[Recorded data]
___

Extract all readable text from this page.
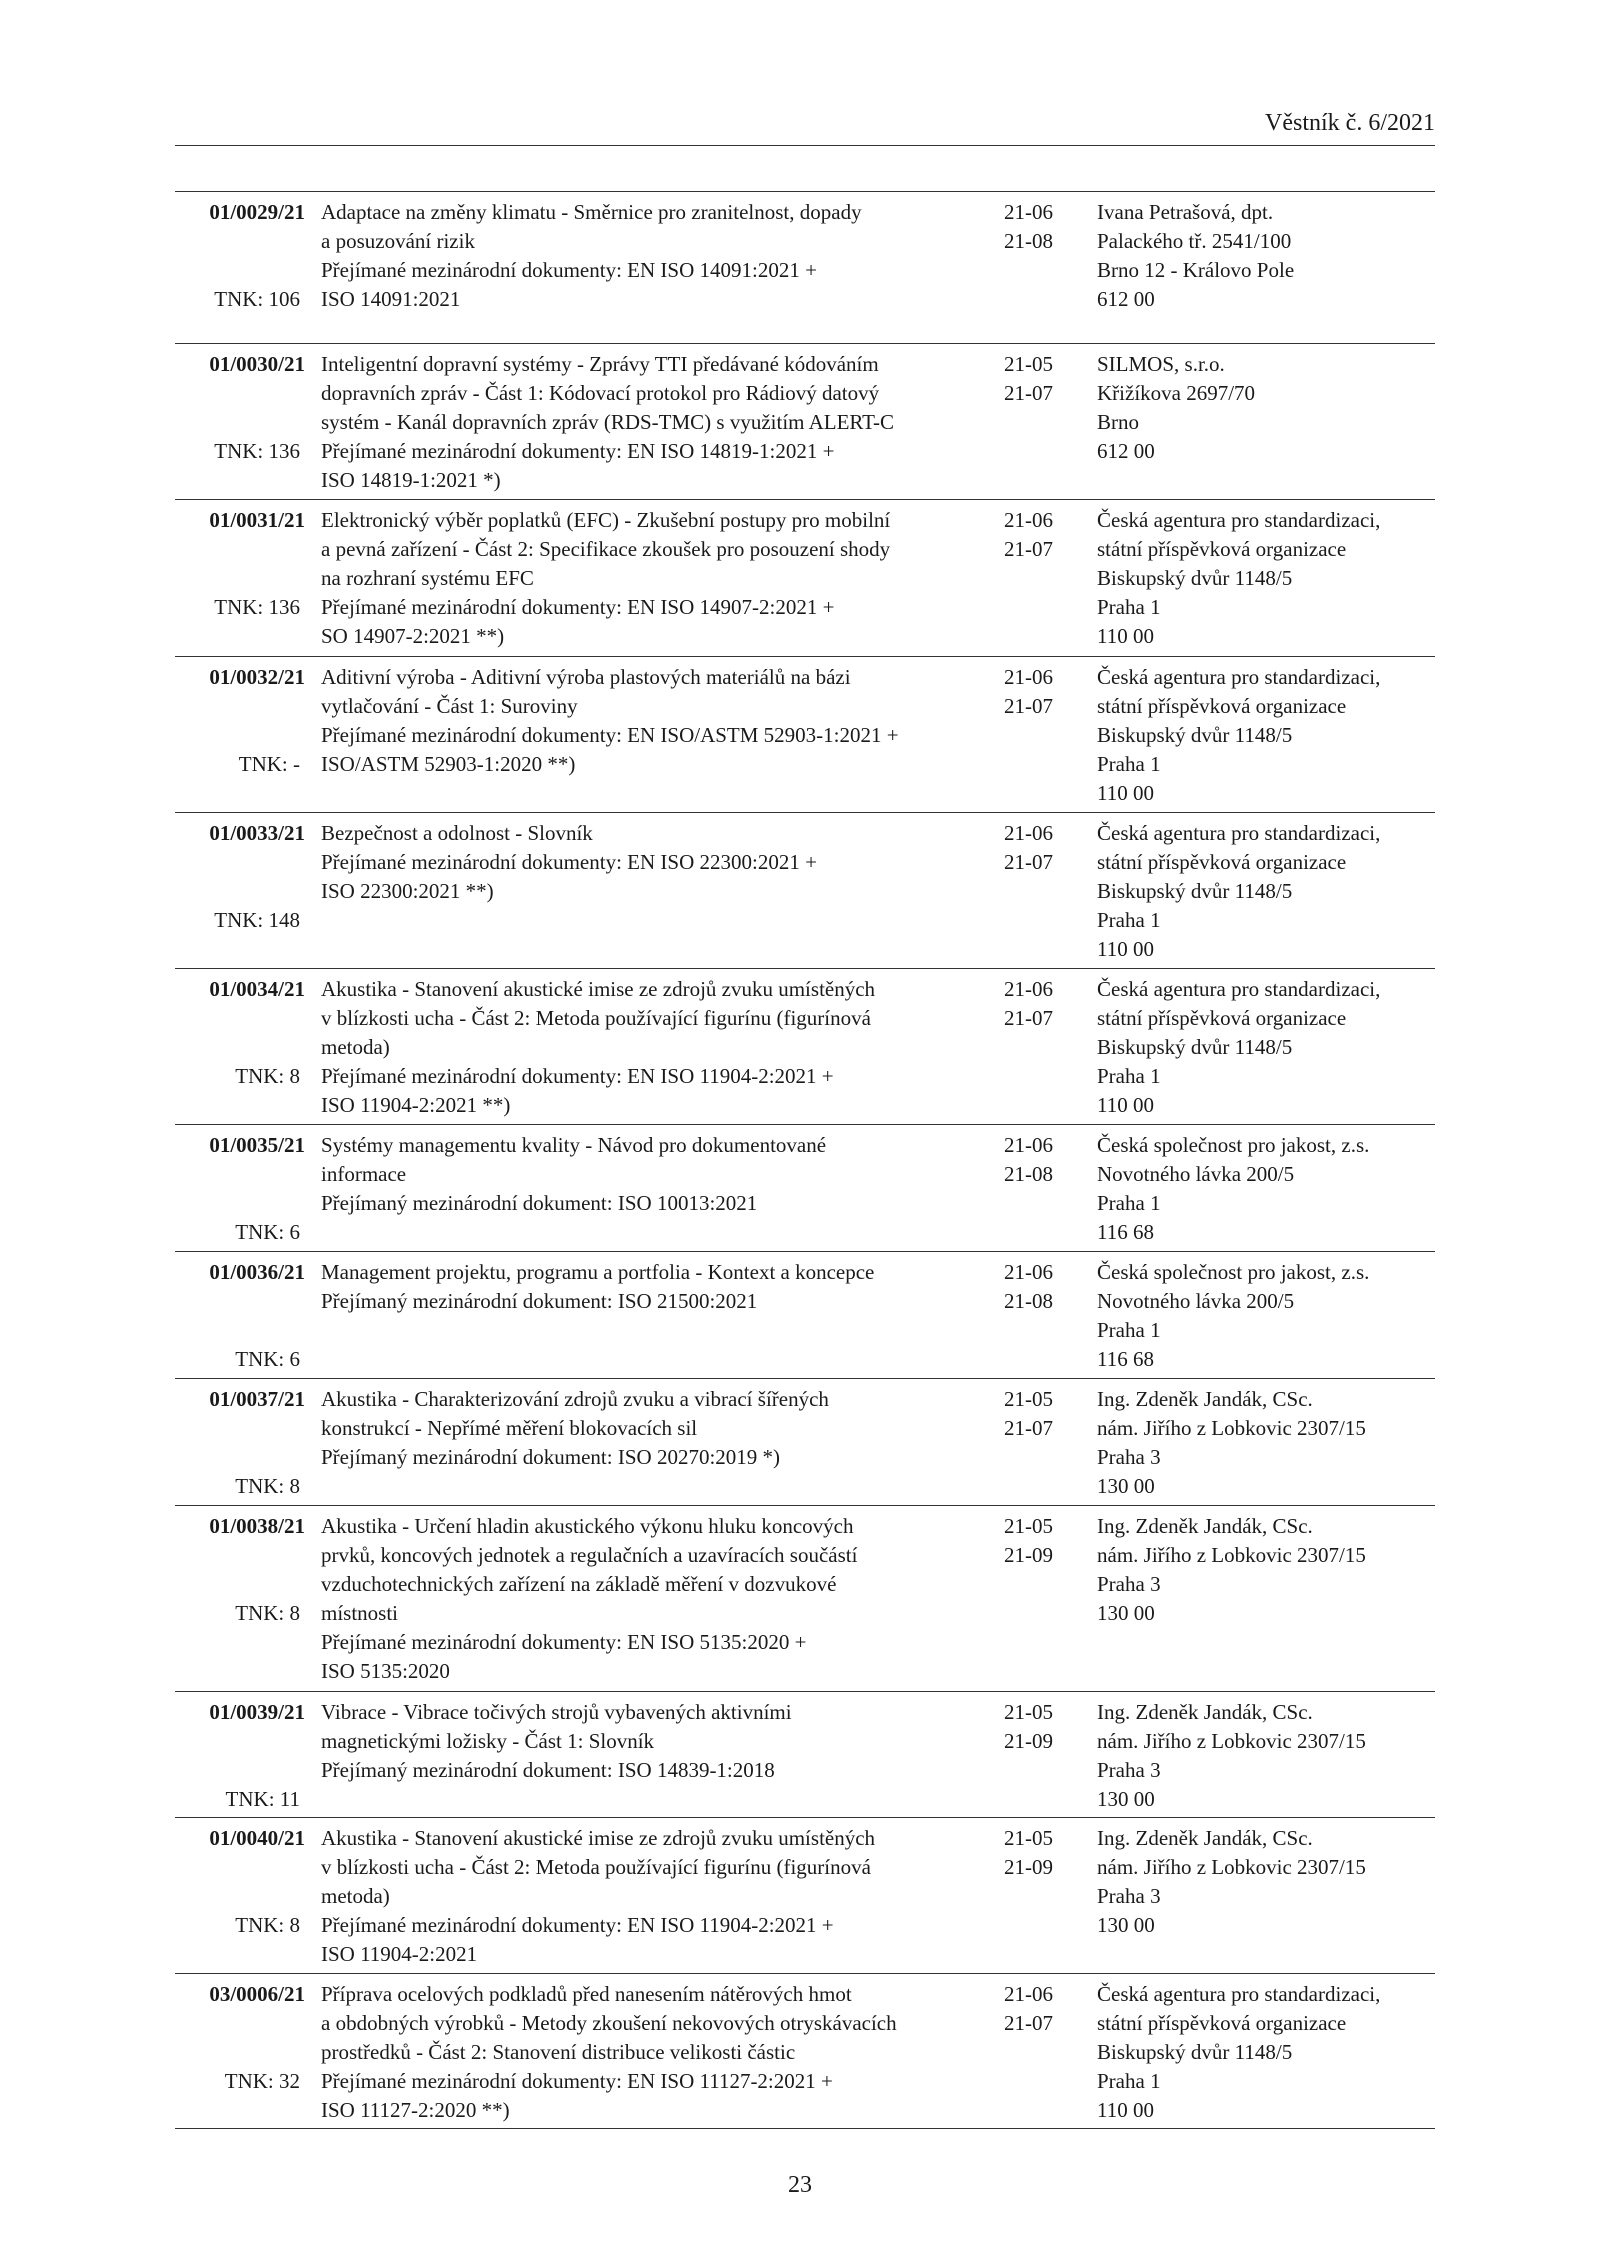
Věstník č. 6/2021
01/0029/21
TNK: 106
Adaptace na změny klimatu - Směrnice pro zranitelnost, dopady
a posuzování rizik
Přejímané mezinárodní dokumenty: EN ISO 14091:2021 +
ISO 14091:2021
21-06
21-08
Ivana Petrašová, dpt.
Palackého tř. 2541/100
Brno 12 - Královo Pole
612 00
01/0030/21
TNK: 136
Inteligentní dopravní systémy - Zprávy TTI předávané kódováním
dopravních zpráv - Část 1: Kódovací protokol pro Rádiový datový
systém - Kanál dopravních zpráv (RDS-TMC) s využitím ALERT-C
Přejímané mezinárodní dokumenty: EN ISO 14819-1:2021 +
ISO 14819-1:2021 *)
21-05
21-07
SILMOS, s.r.o.
Křižíkova 2697/70
Brno
612 00
01/0031/21
TNK: 136
Elektronický výběr poplatků (EFC) - Zkušební postupy pro mobilní
a pevná zařízení - Část 2: Specifikace zkoušek pro posouzení shody
na rozhraní systému EFC
Přejímané mezinárodní dokumenty: EN ISO 14907-2:2021 +
SO 14907-2:2021 **)
21-06
21-07
Česká agentura pro standardizaci,
státní příspěvková organizace
Biskupský dvůr 1148/5
Praha 1
110 00
01/0032/21
TNK: -
Aditivní výroba - Aditivní výroba plastových materiálů na bázi
vytlačování - Část 1: Suroviny
Přejímané mezinárodní dokumenty: EN ISO/ASTM 52903-1:2021 +
ISO/ASTM 52903-1:2020 **)
21-06
21-07
Česká agentura pro standardizaci,
státní příspěvková organizace
Biskupský dvůr 1148/5
Praha 1
110 00
01/0033/21
TNK: 148
Bezpečnost a odolnost - Slovník
Přejímané mezinárodní dokumenty: EN ISO 22300:2021 +
ISO 22300:2021 **)
21-06
21-07
Česká agentura pro standardizaci,
státní příspěvková organizace
Biskupský dvůr 1148/5
Praha 1
110 00
01/0034/21
TNK: 8
Akustika - Stanovení akustické imise ze zdrojů zvuku umístěných
v blízkosti ucha - Část 2: Metoda používající figurínu (figurínová
metoda)
Přejímané mezinárodní dokumenty: EN ISO 11904-2:2021 +
ISO 11904-2:2021 **)
21-06
21-07
Česká agentura pro standardizaci,
státní příspěvková organizace
Biskupský dvůr 1148/5
Praha 1
110 00
01/0035/21
TNK: 6
Systémy managementu kvality - Návod pro dokumentované
informace
Přejímaný mezinárodní dokument: ISO 10013:2021
21-06
21-08
Česká společnost pro jakost, z.s.
Novotného lávka 200/5
Praha 1
116 68
01/0036/21
TNK: 6
Management projektu, programu a portfolia - Kontext a koncepce
Přejímaný mezinárodní dokument: ISO 21500:2021
21-06
21-08
Česká společnost pro jakost, z.s.
Novotného lávka 200/5
Praha 1
116 68
01/0037/21
TNK: 8
Akustika - Charakterizování zdrojů zvuku a vibrací šířených
konstrukcí - Nepřímé měření blokovacích sil
Přejímaný mezinárodní dokument: ISO 20270:2019 *)
21-05
21-07
Ing. Zdeněk Jandák, CSc.
nám. Jiřího z Lobkovic 2307/15
Praha 3
130 00
01/0038/21
TNK: 8
Akustika - Určení hladin akustického výkonu hluku koncových
prvků, koncových jednotek a regulačních a uzavíracích součástí
vzduchotechnických zařízení na základě měření v dozvukové
místnosti
Přejímané mezinárodní dokumenty: EN ISO 5135:2020 +
ISO 5135:2020
21-05
21-09
Ing. Zdeněk Jandák, CSc.
nám. Jiřího z Lobkovic 2307/15
Praha 3
130 00
01/0039/21
TNK: 11
Vibrace - Vibrace točivých strojů vybavených aktivními
magnetickými ložisky - Část 1: Slovník
Přejímaný mezinárodní dokument: ISO 14839-1:2018
21-05
21-09
Ing. Zdeněk Jandák, CSc.
nám. Jiřího z Lobkovic 2307/15
Praha 3
130 00
01/0040/21
TNK: 8
Akustika - Stanovení akustické imise ze zdrojů zvuku umístěných
v blízkosti ucha - Část 2: Metoda používající figurínu (figurínová
metoda)
Přejímané mezinárodní dokumenty: EN ISO 11904-2:2021 +
ISO 11904-2:2021
21-05
21-09
Ing. Zdeněk Jandák, CSc.
nám. Jiřího z Lobkovic 2307/15
Praha 3
130 00
03/0006/21
TNK: 32
Příprava ocelových podkladů před nanesením nátěrových hmot
a obdobných výrobků - Metody zkoušení nekovových otryskávacích
prostředků - Část 2: Stanovení distribuce velikosti částic
Přejímané mezinárodní dokumenty: EN ISO 11127-2:2021 +
ISO 11127-2:2020 **)
21-06
21-07
Česká agentura pro standardizaci,
státní příspěvková organizace
Biskupský dvůr 1148/5
Praha 1
110 00
23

___

_YOUR GOAL_
Are you able to set down all the lines above exactly, without any pictures?

_REPLY TO THE TASK_
Extract all readable text from this page.
Věstník č. 6/2021
01/0029/21
TNK: 106
Adaptace na změny klimatu - Směrnice pro zranitelnost, dopady
a posuzování rizik
Přejímané mezinárodní dokumenty: EN ISO 14091:2021 +
ISO 14091:2021
21-06
21-08
Ivana Petrašová, dpt.
Palackého tř. 2541/100
Brno 12 - Královo Pole
612 00
01/0030/21
TNK: 136
Inteligentní dopravní systémy - Zprávy TTI předávané kódováním
dopravních zpráv - Část 1: Kódovací protokol pro Rádiový datový
systém - Kanál dopravních zpráv (RDS-TMC) s využitím ALERT-C
Přejímané mezinárodní dokumenty: EN ISO 14819-1:2021 +
ISO 14819-1:2021 *)
21-05
21-07
SILMOS, s.r.o.
Křižíkova 2697/70
Brno
612 00
01/0031/21
TNK: 136
Elektronický výběr poplatků (EFC) - Zkušební postupy pro mobilní
a pevná zařízení - Část 2: Specifikace zkoušek pro posouzení shody
na rozhraní systému EFC
Přejímané mezinárodní dokumenty: EN ISO 14907-2:2021 +
SO 14907-2:2021 **)
21-06
21-07
Česká agentura pro standardizaci,
státní příspěvková organizace
Biskupský dvůr 1148/5
Praha 1
110 00
01/0032/21
TNK: -
Aditivní výroba - Aditivní výroba plastových materiálů na bázi
vytlačování - Část 1: Suroviny
Přejímané mezinárodní dokumenty: EN ISO/ASTM 52903-1:2021 +
ISO/ASTM 52903-1:2020 **)
21-06
21-07
Česká agentura pro standardizaci,
státní příspěvková organizace
Biskupský dvůr 1148/5
Praha 1
110 00
01/0033/21
TNK: 148
Bezpečnost a odolnost - Slovník
Přejímané mezinárodní dokumenty: EN ISO 22300:2021 +
ISO 22300:2021 **)
21-06
21-07
Česká agentura pro standardizaci,
státní příspěvková organizace
Biskupský dvůr 1148/5
Praha 1
110 00
01/0034/21
TNK: 8
Akustika - Stanovení akustické imise ze zdrojů zvuku umístěných
v blízkosti ucha - Část 2: Metoda používající figurínu (figurínová
metoda)
Přejímané mezinárodní dokumenty: EN ISO 11904-2:2021 +
ISO 11904-2:2021 **)
21-06
21-07
Česká agentura pro standardizaci,
státní příspěvková organizace
Biskupský dvůr 1148/5
Praha 1
110 00
01/0035/21
TNK: 6
Systémy managementu kvality - Návod pro dokumentované
informace
Přejímaný mezinárodní dokument: ISO 10013:2021
21-06
21-08
Česká společnost pro jakost, z.s.
Novotného lávka 200/5
Praha 1
116 68
01/0036/21
TNK: 6
Management projektu, programu a portfolia - Kontext a koncepce
Přejímaný mezinárodní dokument: ISO 21500:2021
21-06
21-08
Česká společnost pro jakost, z.s.
Novotného lávka 200/5
Praha 1
116 68
01/0037/21
TNK: 8
Akustika - Charakterizování zdrojů zvuku a vibrací šířených
konstrukcí - Nepřímé měření blokovacích sil
Přejímaný mezinárodní dokument: ISO 20270:2019 *)
21-05
21-07
Ing. Zdeněk Jandák, CSc.
nám. Jiřího z Lobkovic 2307/15
Praha 3
130 00
01/0038/21
TNK: 8
Akustika - Určení hladin akustického výkonu hluku koncových
prvků, koncových jednotek a regulačních a uzavíracích součástí
vzduchotechnických zařízení na základě měření v dozvukové
místnosti
Přejímané mezinárodní dokumenty: EN ISO 5135:2020 +
ISO 5135:2020
21-05
21-09
Ing. Zdeněk Jandák, CSc.
nám. Jiřího z Lobkovic 2307/15
Praha 3
130 00
01/0039/21
TNK: 11
Vibrace - Vibrace točivých strojů vybavených aktivními
magnetickými ložisky - Část 1: Slovník
Přejímaný mezinárodní dokument: ISO 14839-1:2018
21-05
21-09
Ing. Zdeněk Jandák, CSc.
nám. Jiřího z Lobkovic 2307/15
Praha 3
130 00
01/0040/21
TNK: 8
Akustika - Stanovení akustické imise ze zdrojů zvuku umístěných
v blízkosti ucha - Část 2: Metoda používající figurínu (figurínová
metoda)
Přejímané mezinárodní dokumenty: EN ISO 11904-2:2021 +
ISO 11904-2:2021
21-05
21-09
Ing. Zdeněk Jandák, CSc.
nám. Jiřího z Lobkovic 2307/15
Praha 3
130 00
03/0006/21
TNK: 32
Příprava ocelových podkladů před nanesením nátěrových hmot
a obdobných výrobků - Metody zkoušení nekovových otryskávacích
prostředků - Část 2: Stanovení distribuce velikosti částic
Přejímané mezinárodní dokumenty: EN ISO 11127-2:2021 +
ISO 11127-2:2020 **)
21-06
21-07
Česká agentura pro standardizaci,
státní příspěvková organizace
Biskupský dvůr 1148/5
Praha 1
110 00
23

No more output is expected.